--- BEGIN Information given ---

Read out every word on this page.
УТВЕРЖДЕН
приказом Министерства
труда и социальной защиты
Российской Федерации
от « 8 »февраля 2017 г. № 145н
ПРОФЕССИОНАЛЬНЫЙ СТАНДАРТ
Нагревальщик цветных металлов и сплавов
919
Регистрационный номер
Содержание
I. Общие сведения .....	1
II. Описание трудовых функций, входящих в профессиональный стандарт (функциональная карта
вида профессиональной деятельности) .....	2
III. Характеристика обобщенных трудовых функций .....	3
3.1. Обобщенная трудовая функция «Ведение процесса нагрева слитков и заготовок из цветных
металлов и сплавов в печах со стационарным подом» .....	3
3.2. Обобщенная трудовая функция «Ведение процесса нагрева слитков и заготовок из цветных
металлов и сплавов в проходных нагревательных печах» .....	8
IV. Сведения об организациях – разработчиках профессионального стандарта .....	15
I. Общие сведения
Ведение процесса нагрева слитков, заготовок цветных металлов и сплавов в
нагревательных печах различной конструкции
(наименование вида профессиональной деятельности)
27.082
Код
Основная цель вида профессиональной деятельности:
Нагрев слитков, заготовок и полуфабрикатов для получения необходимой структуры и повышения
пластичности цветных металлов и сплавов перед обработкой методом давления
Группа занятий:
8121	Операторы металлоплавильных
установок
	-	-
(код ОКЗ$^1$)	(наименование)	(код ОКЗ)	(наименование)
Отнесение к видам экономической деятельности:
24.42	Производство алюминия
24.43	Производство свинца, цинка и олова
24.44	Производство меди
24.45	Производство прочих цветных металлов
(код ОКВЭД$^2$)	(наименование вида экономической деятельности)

--- END Information given ---
--- BEGIN Information given ---

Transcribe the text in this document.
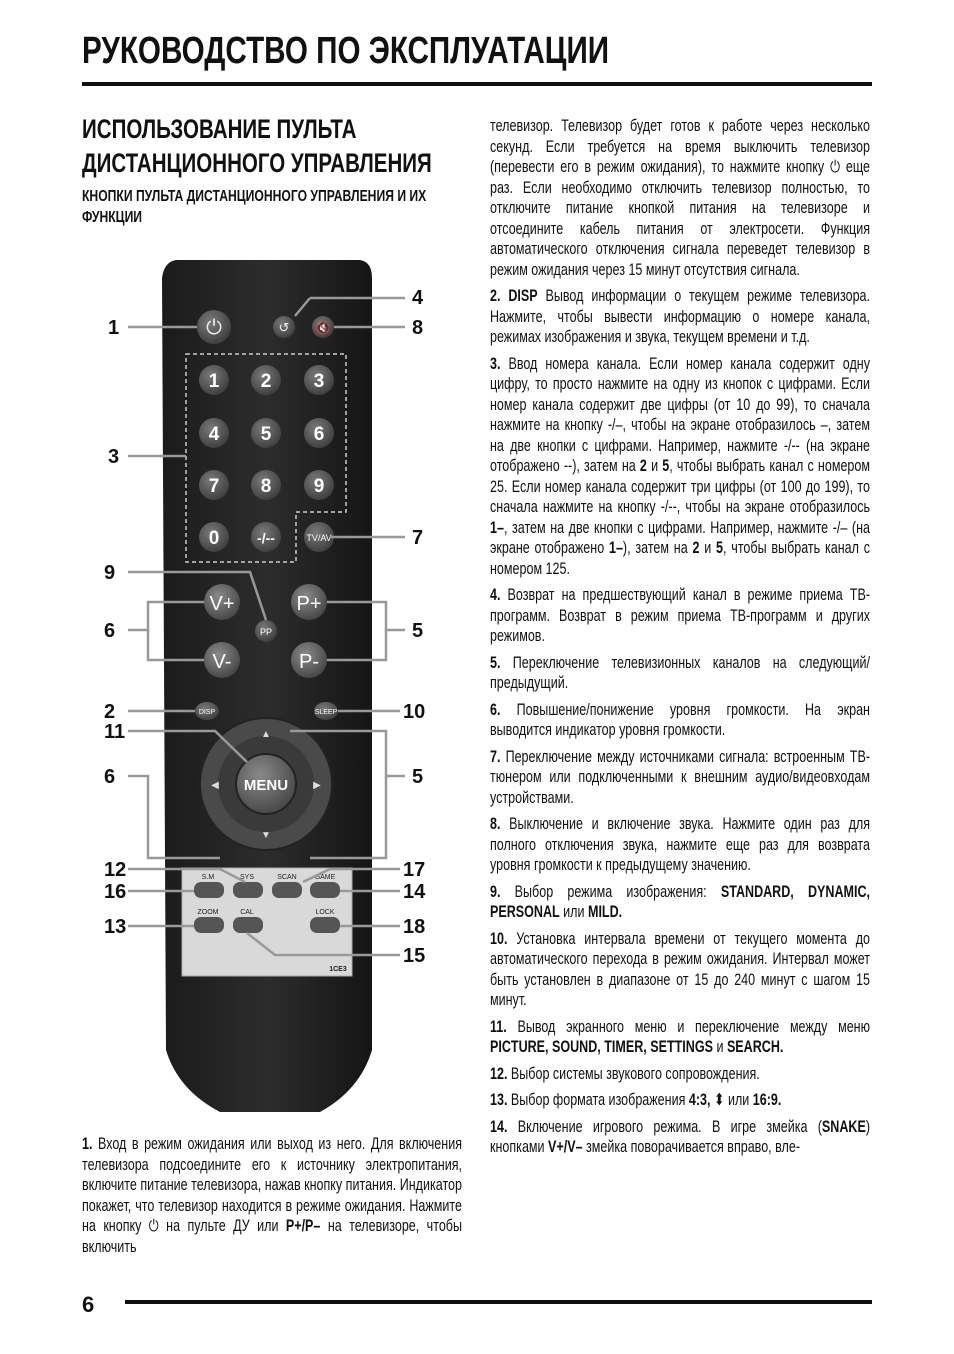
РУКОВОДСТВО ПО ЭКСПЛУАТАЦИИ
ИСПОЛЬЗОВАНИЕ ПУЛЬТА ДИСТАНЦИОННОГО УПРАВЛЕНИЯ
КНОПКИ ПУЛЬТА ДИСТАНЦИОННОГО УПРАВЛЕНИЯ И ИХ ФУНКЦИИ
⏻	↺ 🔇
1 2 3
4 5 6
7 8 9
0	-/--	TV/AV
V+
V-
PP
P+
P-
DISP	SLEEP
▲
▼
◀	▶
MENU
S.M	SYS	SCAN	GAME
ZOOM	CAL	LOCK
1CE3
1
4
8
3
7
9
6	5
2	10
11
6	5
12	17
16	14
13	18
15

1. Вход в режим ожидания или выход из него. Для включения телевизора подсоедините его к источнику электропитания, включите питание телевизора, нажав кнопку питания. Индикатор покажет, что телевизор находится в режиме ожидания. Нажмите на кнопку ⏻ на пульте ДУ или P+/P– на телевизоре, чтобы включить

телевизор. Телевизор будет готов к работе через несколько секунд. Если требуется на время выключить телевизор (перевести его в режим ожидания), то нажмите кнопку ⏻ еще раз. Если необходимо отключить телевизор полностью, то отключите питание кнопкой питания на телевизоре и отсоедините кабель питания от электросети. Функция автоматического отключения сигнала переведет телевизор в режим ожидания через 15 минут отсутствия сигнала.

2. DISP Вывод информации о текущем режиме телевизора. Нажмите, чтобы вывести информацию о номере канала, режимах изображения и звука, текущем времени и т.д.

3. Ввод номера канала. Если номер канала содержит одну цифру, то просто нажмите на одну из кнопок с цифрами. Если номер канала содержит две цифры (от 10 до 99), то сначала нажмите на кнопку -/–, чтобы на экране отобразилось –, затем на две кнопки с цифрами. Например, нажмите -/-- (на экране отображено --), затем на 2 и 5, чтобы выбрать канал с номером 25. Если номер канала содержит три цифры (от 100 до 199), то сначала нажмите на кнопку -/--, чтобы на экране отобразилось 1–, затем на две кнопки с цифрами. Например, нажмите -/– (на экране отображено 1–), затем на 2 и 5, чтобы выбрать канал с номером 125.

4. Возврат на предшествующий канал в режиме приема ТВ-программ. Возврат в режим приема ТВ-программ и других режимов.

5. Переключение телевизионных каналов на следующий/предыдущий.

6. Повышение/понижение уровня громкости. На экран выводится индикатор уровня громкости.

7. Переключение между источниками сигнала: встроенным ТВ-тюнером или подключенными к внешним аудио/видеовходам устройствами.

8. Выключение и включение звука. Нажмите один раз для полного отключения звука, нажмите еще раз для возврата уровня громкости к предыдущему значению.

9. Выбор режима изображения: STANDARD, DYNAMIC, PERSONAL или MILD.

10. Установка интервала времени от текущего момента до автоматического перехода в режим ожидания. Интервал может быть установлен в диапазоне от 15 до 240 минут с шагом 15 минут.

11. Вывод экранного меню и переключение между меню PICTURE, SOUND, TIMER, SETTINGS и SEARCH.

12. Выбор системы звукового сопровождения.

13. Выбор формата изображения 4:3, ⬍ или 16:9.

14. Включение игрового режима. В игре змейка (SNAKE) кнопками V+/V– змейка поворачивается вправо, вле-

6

--- END Information given ---

## [Problem statement]
Copy, from the material, each line that holds the string "громкости".

## [Exercise solution]
6. Повышение/понижение уровня громкости. На экран выводится индикатор уровня громкости.
8. Выключение и включение звука. Нажмите один раз для полного отключения звука, нажмите еще раз для возврата уровня громкости к предыдущему значению.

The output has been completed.